What you should do — Continue the text below on Benjamin Sebastian's exhibition Holding The Shadow While Calling Back The Light, picking up after its final sentence.

Holding The Shadow While Calling Back The Light is a timely exhibition of predominantly new works by artist Benjamin Sebastian (1980 AUS/UK) – consisting of digital collage and textiles, soft sculpture and installation, as well as performance art documentation & relics. Holding The Shadow While Calling Back The Light is Sebastian’s largest solo presentation in the UK to date and traces their development as a collage, assemblage, installation & performance artist, sculptor and craftsperson – while foregrounding their current engagement with decoloniality; unpacking their settler heritages, neurodiversity and nonbinary identity.
Holding The Shadow While Calling Back The Light is not intended to make sense, yet rather as a process of sense-making – where hybrid identities, iconoclastic gestures, patchwork (visual) languages and amorphously gendered entities diffuse settled narratives – opening up spaces of unknowing, encouraging moments of contemplation, critical reflection and visioning in relation to the interconnected complexities of our contemporary, social and political landscapes.

Can you tell us about the process of making your work?
My process is highly intuitive, underpinned as much by speculation as research, and very much studio & residency-led. I seek out and/or create suitable spaces that enable an immersion in the imaginaries of the yet-to-be objects, environments and actions I wish to construct. I experience the making of art as an act of (practical) magic. The parallels between artistic and occult practices are obvious to me, and I am fascinated by the potential of those practices in creating something from nothing – of drawing that which is yet to exist, into the physical/material world. I understand such parallels as explicit links between not only occult & artistic workings, yet also neurodivergent and queer(ed) experiences & actioning of life. All are processes of manifesting something-not-yet-here/known. Ultimately, I am engaged in a process of sense-making, attempting to better understand the systems and structures around me, in order to articulate and critique my position within them.

Source data —
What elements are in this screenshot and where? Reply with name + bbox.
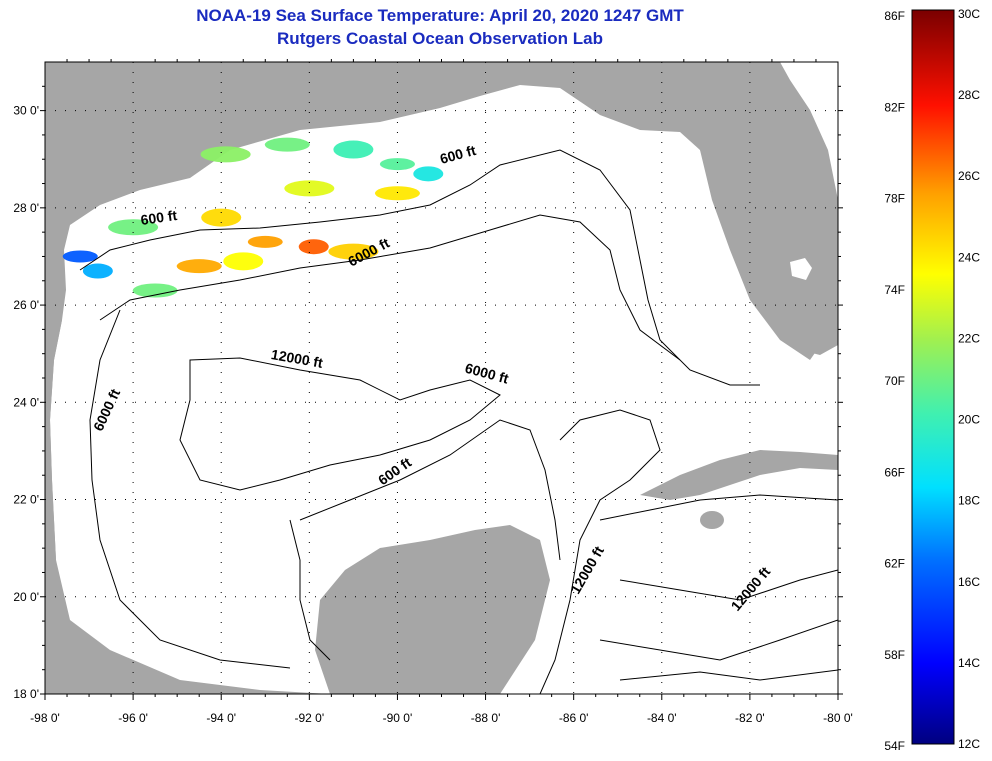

Output of the task —
How would you define your work in a few words (ideally in 3 words)?
Esoteric, Transdisciplinary and Assemblage.
Could you share with us some insights on your artwork ‘Taut’ (2024)? Is there any particular story behind this new work?
I created ‘Taut’ quite recently and specifically to include in an upcoming touring exhibition of my work (Benjamin Sebastian: Holding The Shadow While Calling Back The Light). It is one in a series of seven sewn assemblage works that incorporate printed digital collage, calico and reconstituted nylon (Australian) flag pieces. The digital collage includes two zoomorphic figures. Each (human) figure has the head of a crow (one Carrion; European and the other Torresian; Australian). They each hold one hand of the other while stepping apart, their bodies stretching in opposite directions across calico (organic) and nylon (synthetic) respectively. ‘Taut’ alludes to tension, hybridity and something of the mythic. I imagined this work – along with the other six in the series – as a commentary on the complexities of postcolonial narratives and subjectivities, specifically relating to the British colonisation of Australia. There is also a good dose of homo-eroticism in these works which I intended to gesture towards the interrelated power dynamics at play between both settler colonialism and state sanctioned, compulsory heterosexuality & normative gender expression, upon the bodies & spirits of queer people in a (post)colonial context.

Your upcoming touring exhibition ‘Benjamin Sebastian: Holding The Shadow While Calling Back The Light’ will launch at Herbert Read Gallery in Canterbury. What kind of artworks will you be showing there?
‘Benjamin Sebastian: Holding The Shadow While Calling Back The Light’ was commissioned by Arts Council England as a touring exhibition intended to position some of my older works alongside new pieces created specifically for this show. The new objects are all sewn, textile collage, soft sculpture & installation works, made from various materials. The older works include photo & video documentation (shout out to my incredible collaborators and friends Marco Berardi and Baiba Sprance) of performance art works, a wearable sculpture from a previous performance at the I.C.A. (London), as well as sewn paper and digital photographic collages. Central to the exhibition is a new installation consisting of a large (3m²), fragmented, seven pointed star encircled by three human sized soft sculptural ‘entities’. The diamond fragments of the star incorporate; gold leaf, and sewn digital collage, printed and stitched and fixed onto calico, while the soft sculptural ‘entities’ have been sewn from a patchwork fabric I created using my mothers discarded clothes. Other materials incorporated into the works include; personal family photographs, archival aquatints, and a repeating pattern created from a Royal Mail postal sticker featuring the bust of Britain’s previous monarch (Elizabeth II).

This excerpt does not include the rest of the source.